• Goal:
Find the line containing "Output a JSON object describing the content". Return it and every line after it, unchanged, up to and including the last line.

Figure content listings:
○ ○ ○
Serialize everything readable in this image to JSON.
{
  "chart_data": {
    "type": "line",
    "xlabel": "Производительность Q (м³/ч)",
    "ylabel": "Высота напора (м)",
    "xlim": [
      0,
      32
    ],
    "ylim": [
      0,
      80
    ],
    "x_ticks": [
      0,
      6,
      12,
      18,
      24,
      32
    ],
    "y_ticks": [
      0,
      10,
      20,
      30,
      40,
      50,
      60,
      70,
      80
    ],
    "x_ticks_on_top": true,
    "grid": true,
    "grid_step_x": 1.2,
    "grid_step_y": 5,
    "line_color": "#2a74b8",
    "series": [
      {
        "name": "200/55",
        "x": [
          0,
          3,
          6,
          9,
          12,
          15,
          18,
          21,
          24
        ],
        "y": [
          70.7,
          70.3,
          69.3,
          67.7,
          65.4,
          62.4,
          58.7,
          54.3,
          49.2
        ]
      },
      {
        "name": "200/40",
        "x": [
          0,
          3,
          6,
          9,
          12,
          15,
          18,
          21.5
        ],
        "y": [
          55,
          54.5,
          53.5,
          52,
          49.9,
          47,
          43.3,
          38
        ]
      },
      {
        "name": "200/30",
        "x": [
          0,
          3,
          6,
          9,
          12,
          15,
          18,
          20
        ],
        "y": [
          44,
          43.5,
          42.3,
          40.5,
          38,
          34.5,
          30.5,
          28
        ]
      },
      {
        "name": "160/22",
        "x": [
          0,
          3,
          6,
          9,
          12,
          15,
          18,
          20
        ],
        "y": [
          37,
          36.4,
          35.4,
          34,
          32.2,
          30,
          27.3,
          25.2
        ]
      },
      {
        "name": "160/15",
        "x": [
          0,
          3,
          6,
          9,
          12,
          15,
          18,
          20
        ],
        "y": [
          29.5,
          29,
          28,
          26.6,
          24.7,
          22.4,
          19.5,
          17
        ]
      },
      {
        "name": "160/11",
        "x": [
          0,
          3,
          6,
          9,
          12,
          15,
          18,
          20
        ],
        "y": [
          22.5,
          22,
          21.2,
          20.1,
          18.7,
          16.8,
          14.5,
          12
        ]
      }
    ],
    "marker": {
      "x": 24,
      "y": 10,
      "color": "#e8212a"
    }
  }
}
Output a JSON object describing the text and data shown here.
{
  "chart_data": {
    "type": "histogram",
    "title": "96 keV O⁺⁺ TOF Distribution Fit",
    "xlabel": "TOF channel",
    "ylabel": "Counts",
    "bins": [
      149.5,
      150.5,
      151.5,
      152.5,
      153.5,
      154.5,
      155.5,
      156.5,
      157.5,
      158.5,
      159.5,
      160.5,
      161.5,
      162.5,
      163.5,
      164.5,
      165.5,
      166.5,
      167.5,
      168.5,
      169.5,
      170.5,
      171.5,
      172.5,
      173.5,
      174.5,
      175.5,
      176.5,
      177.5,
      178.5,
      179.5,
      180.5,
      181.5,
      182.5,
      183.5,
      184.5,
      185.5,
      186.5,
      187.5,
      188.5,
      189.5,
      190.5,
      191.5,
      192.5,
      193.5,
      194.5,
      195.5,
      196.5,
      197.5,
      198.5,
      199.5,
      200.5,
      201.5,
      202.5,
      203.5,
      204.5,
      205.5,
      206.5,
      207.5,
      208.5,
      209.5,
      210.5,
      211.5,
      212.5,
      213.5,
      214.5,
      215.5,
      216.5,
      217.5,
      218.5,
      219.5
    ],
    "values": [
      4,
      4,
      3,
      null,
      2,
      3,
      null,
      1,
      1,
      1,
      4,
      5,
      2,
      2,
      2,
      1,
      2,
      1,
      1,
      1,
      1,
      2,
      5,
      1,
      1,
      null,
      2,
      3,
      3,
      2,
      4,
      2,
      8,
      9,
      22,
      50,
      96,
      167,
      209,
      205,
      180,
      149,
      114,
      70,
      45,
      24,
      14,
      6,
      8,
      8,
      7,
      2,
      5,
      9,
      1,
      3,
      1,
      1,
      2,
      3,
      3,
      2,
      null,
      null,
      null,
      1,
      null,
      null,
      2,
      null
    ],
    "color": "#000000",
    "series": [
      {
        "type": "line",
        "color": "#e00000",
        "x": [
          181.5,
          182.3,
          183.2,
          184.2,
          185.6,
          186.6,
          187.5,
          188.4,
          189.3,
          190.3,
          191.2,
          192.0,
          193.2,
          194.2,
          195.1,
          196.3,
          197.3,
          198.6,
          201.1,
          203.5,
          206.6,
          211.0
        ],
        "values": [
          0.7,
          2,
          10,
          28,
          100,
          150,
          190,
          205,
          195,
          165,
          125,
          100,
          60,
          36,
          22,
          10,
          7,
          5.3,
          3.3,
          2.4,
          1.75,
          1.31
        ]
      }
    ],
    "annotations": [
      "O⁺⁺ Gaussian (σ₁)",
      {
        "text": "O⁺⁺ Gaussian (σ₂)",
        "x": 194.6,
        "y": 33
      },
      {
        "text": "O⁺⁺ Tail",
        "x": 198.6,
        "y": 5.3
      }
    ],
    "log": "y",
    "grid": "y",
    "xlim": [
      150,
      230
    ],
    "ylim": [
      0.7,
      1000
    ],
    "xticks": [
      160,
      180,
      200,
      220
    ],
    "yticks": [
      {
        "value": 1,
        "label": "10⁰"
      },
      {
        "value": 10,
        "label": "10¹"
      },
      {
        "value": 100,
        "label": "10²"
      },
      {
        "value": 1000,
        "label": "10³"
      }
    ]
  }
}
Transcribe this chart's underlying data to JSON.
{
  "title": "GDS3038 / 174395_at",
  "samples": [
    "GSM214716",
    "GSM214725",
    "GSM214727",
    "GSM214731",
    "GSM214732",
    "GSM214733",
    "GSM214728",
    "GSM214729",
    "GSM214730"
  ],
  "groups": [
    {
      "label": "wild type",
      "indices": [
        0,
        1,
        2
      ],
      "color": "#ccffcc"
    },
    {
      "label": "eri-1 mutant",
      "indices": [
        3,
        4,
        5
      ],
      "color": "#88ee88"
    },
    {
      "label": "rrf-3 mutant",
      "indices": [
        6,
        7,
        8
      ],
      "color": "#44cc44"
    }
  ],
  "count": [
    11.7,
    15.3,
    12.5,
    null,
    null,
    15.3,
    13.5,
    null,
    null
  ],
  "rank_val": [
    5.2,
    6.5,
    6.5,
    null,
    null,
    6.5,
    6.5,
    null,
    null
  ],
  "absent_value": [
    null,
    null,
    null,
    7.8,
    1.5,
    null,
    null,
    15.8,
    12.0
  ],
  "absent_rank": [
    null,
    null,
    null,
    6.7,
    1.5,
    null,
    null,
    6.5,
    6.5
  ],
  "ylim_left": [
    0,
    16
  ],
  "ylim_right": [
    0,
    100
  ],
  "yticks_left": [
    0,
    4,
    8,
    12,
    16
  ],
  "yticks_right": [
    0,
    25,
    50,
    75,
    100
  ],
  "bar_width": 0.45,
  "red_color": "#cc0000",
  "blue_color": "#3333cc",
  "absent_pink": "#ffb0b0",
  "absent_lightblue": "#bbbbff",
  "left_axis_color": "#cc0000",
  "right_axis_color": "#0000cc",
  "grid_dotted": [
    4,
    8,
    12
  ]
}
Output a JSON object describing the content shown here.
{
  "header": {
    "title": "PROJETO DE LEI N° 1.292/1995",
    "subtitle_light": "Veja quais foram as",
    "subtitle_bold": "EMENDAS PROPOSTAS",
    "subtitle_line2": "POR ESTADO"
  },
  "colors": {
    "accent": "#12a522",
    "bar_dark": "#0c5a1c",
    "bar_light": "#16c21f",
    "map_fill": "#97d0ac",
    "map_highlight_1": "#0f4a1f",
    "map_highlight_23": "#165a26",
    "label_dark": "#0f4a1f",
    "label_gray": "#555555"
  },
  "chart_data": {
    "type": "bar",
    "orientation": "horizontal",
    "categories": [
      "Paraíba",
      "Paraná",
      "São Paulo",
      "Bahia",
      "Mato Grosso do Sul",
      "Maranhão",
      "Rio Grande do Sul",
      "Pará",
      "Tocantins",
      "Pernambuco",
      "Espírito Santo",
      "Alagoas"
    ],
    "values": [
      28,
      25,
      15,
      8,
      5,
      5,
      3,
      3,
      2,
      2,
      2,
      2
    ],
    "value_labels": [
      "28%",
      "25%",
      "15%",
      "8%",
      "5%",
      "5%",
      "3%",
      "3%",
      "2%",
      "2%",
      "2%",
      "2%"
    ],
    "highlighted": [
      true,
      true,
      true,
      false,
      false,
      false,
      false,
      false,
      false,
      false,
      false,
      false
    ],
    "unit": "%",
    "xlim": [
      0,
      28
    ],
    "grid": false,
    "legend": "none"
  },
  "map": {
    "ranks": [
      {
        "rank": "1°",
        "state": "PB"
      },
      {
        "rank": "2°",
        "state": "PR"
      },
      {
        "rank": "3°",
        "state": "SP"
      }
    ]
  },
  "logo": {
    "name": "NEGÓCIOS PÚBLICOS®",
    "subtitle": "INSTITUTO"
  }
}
○ ○ ○
• Response for this exercise:
Output a JSON object describing the content shown here.
{
  "header": {
    "title": "PROJETO DE LEI N° 1.292/1995",
    "subtitle_light": "Veja quais foram as",
    "subtitle_bold": "EMENDAS PROPOSTAS",
    "subtitle_line2": "POR ESTADO"
  },
  "colors": {
    "accent": "#12a522",
    "bar_dark": "#0c5a1c",
    "bar_light": "#16c21f",
    "map_fill": "#97d0ac",
    "map_highlight_1": "#0f4a1f",
    "map_highlight_23": "#165a26",
    "label_dark": "#0f4a1f",
    "label_gray": "#555555"
  },
  "chart_data": {
    "type": "bar",
    "orientation": "horizontal",
    "categories": [
      "Paraíba",
      "Paraná",
      "São Paulo",
      "Bahia",
      "Mato Grosso do Sul",
      "Maranhão",
      "Rio Grande do Sul",
      "Pará",
      "Tocantins",
      "Pernambuco",
      "Espírito Santo",
      "Alagoas"
    ],
    "values": [
      28,
      25,
      15,
      8,
      5,
      5,
      3,
      3,
      2,
      2,
      2,
      2
    ],
    "value_labels": [
      "28%",
      "25%",
      "15%",
      "8%",
      "5%",
      "5%",
      "3%",
      "3%",
      "2%",
      "2%",
      "2%",
      "2%"
    ],
    "highlighted": [
      true,
      true,
      true,
      false,
      false,
      false,
      false,
      false,
      false,
      false,
      false,
      false
    ],
    "unit": "%",
    "xlim": [
      0,
      28
    ],
    "grid": false,
    "legend": "none"
  },
  "map": {
    "ranks": [
      {
        "rank": "1°",
        "state": "PB"
      },
      {
        "rank": "2°",
        "state": "PR"
      },
      {
        "rank": "3°",
        "state": "SP"
      }
    ]
  },
  "logo": {
    "name": "NEGÓCIOS PÚBLICOS®",
    "subtitle": "INSTITUTO"
  }
}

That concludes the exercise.